▶ Entries:
————
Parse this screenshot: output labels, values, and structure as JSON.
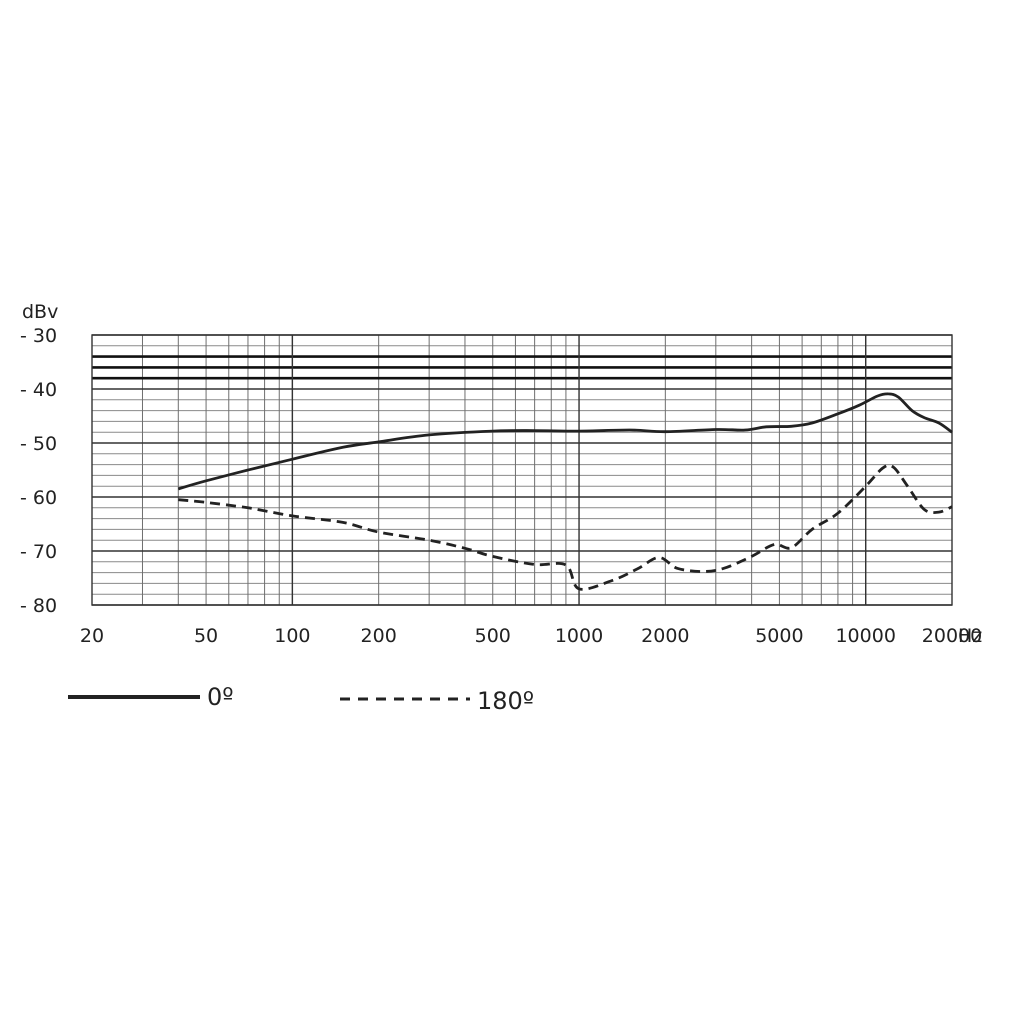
{
  "chart_data": {
    "type": "line",
    "ylabel": "dBv",
    "xunit": "Hz",
    "xscale": "log",
    "xlim": [
      20,
      20000
    ],
    "ylim": [
      -80,
      -30
    ],
    "x_ticks": [
      20,
      50,
      100,
      200,
      500,
      1000,
      2000,
      5000,
      10000,
      20000
    ],
    "x_tick_labels": [
      "20",
      "50",
      "100",
      "200",
      "500",
      "1000",
      "2000",
      "5000",
      "10000",
      "20000"
    ],
    "y_ticks": [
      -30,
      -40,
      -50,
      -60,
      -70,
      -80
    ],
    "y_tick_labels": [
      "- 30",
      "- 40",
      "- 50",
      "- 60",
      "- 70",
      "- 80"
    ],
    "grid": true,
    "legend_position": "bottom-left",
    "series": [
      {
        "name": "0º",
        "style": "solid",
        "color": "#222222",
        "points": [
          [
            40,
            -58.5
          ],
          [
            50,
            -57
          ],
          [
            70,
            -55
          ],
          [
            100,
            -53
          ],
          [
            150,
            -50.8
          ],
          [
            200,
            -49.8
          ],
          [
            300,
            -48.5
          ],
          [
            500,
            -47.8
          ],
          [
            700,
            -47.7
          ],
          [
            1000,
            -47.8
          ],
          [
            1500,
            -47.6
          ],
          [
            2000,
            -47.9
          ],
          [
            3000,
            -47.5
          ],
          [
            3800,
            -47.6
          ],
          [
            4500,
            -47
          ],
          [
            5500,
            -46.9
          ],
          [
            6500,
            -46.3
          ],
          [
            8000,
            -44.6
          ],
          [
            9500,
            -43
          ],
          [
            11000,
            -41.3
          ],
          [
            12000,
            -40.9
          ],
          [
            13000,
            -41.5
          ],
          [
            14500,
            -44
          ],
          [
            16000,
            -45.3
          ],
          [
            18000,
            -46.3
          ],
          [
            20000,
            -48
          ]
        ]
      },
      {
        "name": "180º",
        "style": "dashed",
        "color": "#222222",
        "points": [
          [
            40,
            -60.5
          ],
          [
            50,
            -61
          ],
          [
            70,
            -62
          ],
          [
            100,
            -63.5
          ],
          [
            150,
            -64.7
          ],
          [
            200,
            -66.5
          ],
          [
            300,
            -68
          ],
          [
            400,
            -69.5
          ],
          [
            500,
            -71
          ],
          [
            700,
            -72.5
          ],
          [
            900,
            -72.6
          ],
          [
            1000,
            -77
          ],
          [
            1300,
            -75.5
          ],
          [
            1600,
            -73.3
          ],
          [
            1900,
            -71.2
          ],
          [
            2200,
            -73.2
          ],
          [
            2700,
            -73.8
          ],
          [
            3200,
            -73.2
          ],
          [
            4000,
            -71
          ],
          [
            4800,
            -68.8
          ],
          [
            5500,
            -69.4
          ],
          [
            6500,
            -66
          ],
          [
            8000,
            -63
          ],
          [
            10000,
            -58
          ],
          [
            11500,
            -54.6
          ],
          [
            12500,
            -54.5
          ],
          [
            14000,
            -58
          ],
          [
            16000,
            -62.3
          ],
          [
            18000,
            -62.8
          ],
          [
            20000,
            -61.8
          ]
        ]
      }
    ]
  }
}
————
▶ Set problem:
Repeat the material above in full and unchanged, minus its images.

▶ Exercise output:
Parse this screenshot: output labels, values, and structure as JSON.
{
  "chart_data": {
    "type": "line",
    "ylabel": "dBv",
    "xunit": "Hz",
    "xscale": "log",
    "xlim": [
      20,
      20000
    ],
    "ylim": [
      -80,
      -30
    ],
    "x_ticks": [
      20,
      50,
      100,
      200,
      500,
      1000,
      2000,
      5000,
      10000,
      20000
    ],
    "x_tick_labels": [
      "20",
      "50",
      "100",
      "200",
      "500",
      "1000",
      "2000",
      "5000",
      "10000",
      "20000"
    ],
    "y_ticks": [
      -30,
      -40,
      -50,
      -60,
      -70,
      -80
    ],
    "y_tick_labels": [
      "- 30",
      "- 40",
      "- 50",
      "- 60",
      "- 70",
      "- 80"
    ],
    "grid": true,
    "legend_position": "bottom-left",
    "series": [
      {
        "name": "0º",
        "style": "solid",
        "color": "#222222",
        "points": [
          [
            40,
            -58.5
          ],
          [
            50,
            -57
          ],
          [
            70,
            -55
          ],
          [
            100,
            -53
          ],
          [
            150,
            -50.8
          ],
          [
            200,
            -49.8
          ],
          [
            300,
            -48.5
          ],
          [
            500,
            -47.8
          ],
          [
            700,
            -47.7
          ],
          [
            1000,
            -47.8
          ],
          [
            1500,
            -47.6
          ],
          [
            2000,
            -47.9
          ],
          [
            3000,
            -47.5
          ],
          [
            3800,
            -47.6
          ],
          [
            4500,
            -47
          ],
          [
            5500,
            -46.9
          ],
          [
            6500,
            -46.3
          ],
          [
            8000,
            -44.6
          ],
          [
            9500,
            -43
          ],
          [
            11000,
            -41.3
          ],
          [
            12000,
            -40.9
          ],
          [
            13000,
            -41.5
          ],
          [
            14500,
            -44
          ],
          [
            16000,
            -45.3
          ],
          [
            18000,
            -46.3
          ],
          [
            20000,
            -48
          ]
        ]
      },
      {
        "name": "180º",
        "style": "dashed",
        "color": "#222222",
        "points": [
          [
            40,
            -60.5
          ],
          [
            50,
            -61
          ],
          [
            70,
            -62
          ],
          [
            100,
            -63.5
          ],
          [
            150,
            -64.7
          ],
          [
            200,
            -66.5
          ],
          [
            300,
            -68
          ],
          [
            400,
            -69.5
          ],
          [
            500,
            -71
          ],
          [
            700,
            -72.5
          ],
          [
            900,
            -72.6
          ],
          [
            1000,
            -77
          ],
          [
            1300,
            -75.5
          ],
          [
            1600,
            -73.3
          ],
          [
            1900,
            -71.2
          ],
          [
            2200,
            -73.2
          ],
          [
            2700,
            -73.8
          ],
          [
            3200,
            -73.2
          ],
          [
            4000,
            -71
          ],
          [
            4800,
            -68.8
          ],
          [
            5500,
            -69.4
          ],
          [
            6500,
            -66
          ],
          [
            8000,
            -63
          ],
          [
            10000,
            -58
          ],
          [
            11500,
            -54.6
          ],
          [
            12500,
            -54.5
          ],
          [
            14000,
            -58
          ],
          [
            16000,
            -62.3
          ],
          [
            18000,
            -62.8
          ],
          [
            20000,
            -61.8
          ]
        ]
      }
    ]
  }
}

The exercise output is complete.